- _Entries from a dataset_
+===+
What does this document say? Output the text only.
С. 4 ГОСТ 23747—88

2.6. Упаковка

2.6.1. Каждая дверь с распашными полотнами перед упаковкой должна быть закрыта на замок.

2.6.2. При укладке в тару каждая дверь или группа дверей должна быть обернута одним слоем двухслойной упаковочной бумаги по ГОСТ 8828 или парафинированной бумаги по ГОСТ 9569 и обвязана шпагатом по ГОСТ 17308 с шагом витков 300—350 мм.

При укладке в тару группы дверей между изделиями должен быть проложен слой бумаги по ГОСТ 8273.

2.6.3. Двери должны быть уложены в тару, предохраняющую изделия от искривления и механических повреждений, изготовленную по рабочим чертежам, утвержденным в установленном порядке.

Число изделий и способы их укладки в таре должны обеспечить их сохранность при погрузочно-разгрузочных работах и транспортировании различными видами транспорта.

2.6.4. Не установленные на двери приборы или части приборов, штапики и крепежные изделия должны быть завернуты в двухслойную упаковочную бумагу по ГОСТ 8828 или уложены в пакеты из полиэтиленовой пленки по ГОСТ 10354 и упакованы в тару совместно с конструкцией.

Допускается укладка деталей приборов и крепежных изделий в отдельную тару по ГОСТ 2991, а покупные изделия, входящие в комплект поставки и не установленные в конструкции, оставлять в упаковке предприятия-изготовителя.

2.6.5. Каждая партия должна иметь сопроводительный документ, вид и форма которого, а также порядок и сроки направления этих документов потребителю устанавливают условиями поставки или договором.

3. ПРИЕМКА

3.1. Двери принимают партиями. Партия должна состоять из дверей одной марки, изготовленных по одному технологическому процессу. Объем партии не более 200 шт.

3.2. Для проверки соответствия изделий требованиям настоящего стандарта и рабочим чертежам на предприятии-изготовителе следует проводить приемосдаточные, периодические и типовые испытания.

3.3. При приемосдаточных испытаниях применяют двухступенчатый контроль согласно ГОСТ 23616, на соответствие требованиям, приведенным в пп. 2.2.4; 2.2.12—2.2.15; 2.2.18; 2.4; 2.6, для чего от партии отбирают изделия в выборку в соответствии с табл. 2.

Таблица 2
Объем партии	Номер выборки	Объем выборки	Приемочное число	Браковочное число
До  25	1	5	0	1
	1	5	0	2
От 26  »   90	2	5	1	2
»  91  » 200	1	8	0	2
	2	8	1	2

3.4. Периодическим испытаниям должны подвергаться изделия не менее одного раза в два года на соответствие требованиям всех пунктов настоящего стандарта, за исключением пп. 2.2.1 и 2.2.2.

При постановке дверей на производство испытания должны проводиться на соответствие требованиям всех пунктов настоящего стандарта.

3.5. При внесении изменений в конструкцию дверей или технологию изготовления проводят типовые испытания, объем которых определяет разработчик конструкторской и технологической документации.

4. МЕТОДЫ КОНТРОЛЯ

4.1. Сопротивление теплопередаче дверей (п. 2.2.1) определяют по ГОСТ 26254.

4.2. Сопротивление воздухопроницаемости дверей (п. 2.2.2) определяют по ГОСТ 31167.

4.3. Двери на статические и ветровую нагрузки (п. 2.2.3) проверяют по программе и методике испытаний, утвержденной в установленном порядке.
+===+
- _JOB_
Report how many lines above hold the string "стандарта", giving nothing but the number.

- _FINISHED ANSWER_
3